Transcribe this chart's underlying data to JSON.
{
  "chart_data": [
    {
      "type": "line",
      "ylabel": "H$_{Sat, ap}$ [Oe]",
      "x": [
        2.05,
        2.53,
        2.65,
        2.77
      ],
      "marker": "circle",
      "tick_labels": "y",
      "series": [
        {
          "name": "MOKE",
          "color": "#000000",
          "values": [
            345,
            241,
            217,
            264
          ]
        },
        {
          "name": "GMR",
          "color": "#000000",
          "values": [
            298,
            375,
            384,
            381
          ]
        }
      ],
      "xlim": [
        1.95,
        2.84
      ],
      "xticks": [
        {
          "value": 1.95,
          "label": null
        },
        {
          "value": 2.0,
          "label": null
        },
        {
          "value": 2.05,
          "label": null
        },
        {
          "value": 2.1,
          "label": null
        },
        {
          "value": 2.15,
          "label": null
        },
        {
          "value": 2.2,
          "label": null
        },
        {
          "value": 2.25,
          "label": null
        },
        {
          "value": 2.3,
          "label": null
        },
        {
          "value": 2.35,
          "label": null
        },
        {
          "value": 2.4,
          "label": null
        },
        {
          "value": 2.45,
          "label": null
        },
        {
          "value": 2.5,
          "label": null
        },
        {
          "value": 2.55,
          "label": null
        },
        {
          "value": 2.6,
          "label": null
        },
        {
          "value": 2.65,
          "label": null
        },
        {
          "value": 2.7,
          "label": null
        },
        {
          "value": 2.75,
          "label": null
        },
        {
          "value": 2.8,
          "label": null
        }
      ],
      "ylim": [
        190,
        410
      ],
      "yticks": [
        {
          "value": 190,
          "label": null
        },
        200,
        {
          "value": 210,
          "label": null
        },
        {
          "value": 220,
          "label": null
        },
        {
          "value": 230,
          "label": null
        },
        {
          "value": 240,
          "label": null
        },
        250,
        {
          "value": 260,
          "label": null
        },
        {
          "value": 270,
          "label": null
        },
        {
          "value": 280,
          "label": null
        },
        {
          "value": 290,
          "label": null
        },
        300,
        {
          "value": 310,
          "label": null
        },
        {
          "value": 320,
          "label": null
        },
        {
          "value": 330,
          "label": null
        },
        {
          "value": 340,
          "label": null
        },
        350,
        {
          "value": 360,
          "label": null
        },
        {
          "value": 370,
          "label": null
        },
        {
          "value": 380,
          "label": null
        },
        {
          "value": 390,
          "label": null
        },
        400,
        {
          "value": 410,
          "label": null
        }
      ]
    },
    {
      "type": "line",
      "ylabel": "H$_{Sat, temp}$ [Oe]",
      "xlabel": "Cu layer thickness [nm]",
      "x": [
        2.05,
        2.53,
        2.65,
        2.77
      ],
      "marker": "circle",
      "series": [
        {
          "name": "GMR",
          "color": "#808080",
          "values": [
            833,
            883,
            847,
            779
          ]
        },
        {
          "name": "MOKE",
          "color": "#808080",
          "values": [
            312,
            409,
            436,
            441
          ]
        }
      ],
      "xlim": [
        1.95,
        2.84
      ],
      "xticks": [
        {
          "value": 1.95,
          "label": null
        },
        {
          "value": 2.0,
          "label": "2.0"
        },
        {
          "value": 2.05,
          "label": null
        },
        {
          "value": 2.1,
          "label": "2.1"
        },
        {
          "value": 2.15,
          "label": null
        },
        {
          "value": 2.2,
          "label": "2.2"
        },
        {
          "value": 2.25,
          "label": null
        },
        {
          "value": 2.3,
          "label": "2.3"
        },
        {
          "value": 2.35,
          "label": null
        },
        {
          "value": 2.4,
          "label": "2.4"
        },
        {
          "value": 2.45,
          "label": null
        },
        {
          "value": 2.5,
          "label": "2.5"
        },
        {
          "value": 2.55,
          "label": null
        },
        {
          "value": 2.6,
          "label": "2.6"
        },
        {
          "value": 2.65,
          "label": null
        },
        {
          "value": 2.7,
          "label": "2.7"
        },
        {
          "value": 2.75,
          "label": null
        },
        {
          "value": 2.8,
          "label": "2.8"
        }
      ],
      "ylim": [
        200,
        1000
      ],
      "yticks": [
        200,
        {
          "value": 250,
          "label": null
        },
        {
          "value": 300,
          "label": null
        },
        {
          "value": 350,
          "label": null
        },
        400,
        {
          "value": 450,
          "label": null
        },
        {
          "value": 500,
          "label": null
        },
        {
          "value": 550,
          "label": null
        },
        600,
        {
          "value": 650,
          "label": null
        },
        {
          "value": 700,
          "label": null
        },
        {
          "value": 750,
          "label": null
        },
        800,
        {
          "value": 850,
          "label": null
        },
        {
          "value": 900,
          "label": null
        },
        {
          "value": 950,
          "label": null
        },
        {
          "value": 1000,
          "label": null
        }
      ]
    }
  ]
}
################
[WHAT IS BEING ASKED] Emit the full listing verbatim.

[RESULT FOR THIS EXERCISE]
Transcribe this chart's underlying data to JSON.
{
  "chart_data": [
    {
      "type": "line",
      "ylabel": "H$_{Sat, ap}$ [Oe]",
      "x": [
        2.05,
        2.53,
        2.65,
        2.77
      ],
      "marker": "circle",
      "tick_labels": "y",
      "series": [
        {
          "name": "MOKE",
          "color": "#000000",
          "values": [
            345,
            241,
            217,
            264
          ]
        },
        {
          "name": "GMR",
          "color": "#000000",
          "values": [
            298,
            375,
            384,
            381
          ]
        }
      ],
      "xlim": [
        1.95,
        2.84
      ],
      "xticks": [
        {
          "value": 1.95,
          "label": null
        },
        {
          "value": 2.0,
          "label": null
        },
        {
          "value": 2.05,
          "label": null
        },
        {
          "value": 2.1,
          "label": null
        },
        {
          "value": 2.15,
          "label": null
        },
        {
          "value": 2.2,
          "label": null
        },
        {
          "value": 2.25,
          "label": null
        },
        {
          "value": 2.3,
          "label": null
        },
        {
          "value": 2.35,
          "label": null
        },
        {
          "value": 2.4,
          "label": null
        },
        {
          "value": 2.45,
          "label": null
        },
        {
          "value": 2.5,
          "label": null
        },
        {
          "value": 2.55,
          "label": null
        },
        {
          "value": 2.6,
          "label": null
        },
        {
          "value": 2.65,
          "label": null
        },
        {
          "value": 2.7,
          "label": null
        },
        {
          "value": 2.75,
          "label": null
        },
        {
          "value": 2.8,
          "label": null
        }
      ],
      "ylim": [
        190,
        410
      ],
      "yticks": [
        {
          "value": 190,
          "label": null
        },
        200,
        {
          "value": 210,
          "label": null
        },
        {
          "value": 220,
          "label": null
        },
        {
          "value": 230,
          "label": null
        },
        {
          "value": 240,
          "label": null
        },
        250,
        {
          "value": 260,
          "label": null
        },
        {
          "value": 270,
          "label": null
        },
        {
          "value": 280,
          "label": null
        },
        {
          "value": 290,
          "label": null
        },
        300,
        {
          "value": 310,
          "label": null
        },
        {
          "value": 320,
          "label": null
        },
        {
          "value": 330,
          "label": null
        },
        {
          "value": 340,
          "label": null
        },
        350,
        {
          "value": 360,
          "label": null
        },
        {
          "value": 370,
          "label": null
        },
        {
          "value": 380,
          "label": null
        },
        {
          "value": 390,
          "label": null
        },
        400,
        {
          "value": 410,
          "label": null
        }
      ]
    },
    {
      "type": "line",
      "ylabel": "H$_{Sat, temp}$ [Oe]",
      "xlabel": "Cu layer thickness [nm]",
      "x": [
        2.05,
        2.53,
        2.65,
        2.77
      ],
      "marker": "circle",
      "series": [
        {
          "name": "GMR",
          "color": "#808080",
          "values": [
            833,
            883,
            847,
            779
          ]
        },
        {
          "name": "MOKE",
          "color": "#808080",
          "values": [
            312,
            409,
            436,
            441
          ]
        }
      ],
      "xlim": [
        1.95,
        2.84
      ],
      "xticks": [
        {
          "value": 1.95,
          "label": null
        },
        {
          "value": 2.0,
          "label": "2.0"
        },
        {
          "value": 2.05,
          "label": null
        },
        {
          "value": 2.1,
          "label": "2.1"
        },
        {
          "value": 2.15,
          "label": null
        },
        {
          "value": 2.2,
          "label": "2.2"
        },
        {
          "value": 2.25,
          "label": null
        },
        {
          "value": 2.3,
          "label": "2.3"
        },
        {
          "value": 2.35,
          "label": null
        },
        {
          "value": 2.4,
          "label": "2.4"
        },
        {
          "value": 2.45,
          "label": null
        },
        {
          "value": 2.5,
          "label": "2.5"
        },
        {
          "value": 2.55,
          "label": null
        },
        {
          "value": 2.6,
          "label": "2.6"
        },
        {
          "value": 2.65,
          "label": null
        },
        {
          "value": 2.7,
          "label": "2.7"
        },
        {
          "value": 2.75,
          "label": null
        },
        {
          "value": 2.8,
          "label": "2.8"
        }
      ],
      "ylim": [
        200,
        1000
      ],
      "yticks": [
        200,
        {
          "value": 250,
          "label": null
        },
        {
          "value": 300,
          "label": null
        },
        {
          "value": 350,
          "label": null
        },
        400,
        {
          "value": 450,
          "label": null
        },
        {
          "value": 500,
          "label": null
        },
        {
          "value": 550,
          "label": null
        },
        600,
        {
          "value": 650,
          "label": null
        },
        {
          "value": 700,
          "label": null
        },
        {
          "value": 750,
          "label": null
        },
        800,
        {
          "value": 850,
          "label": null
        },
        {
          "value": 900,
          "label": null
        },
        {
          "value": 950,
          "label": null
        },
        {
          "value": 1000,
          "label": null
        }
      ]
    }
  ]
}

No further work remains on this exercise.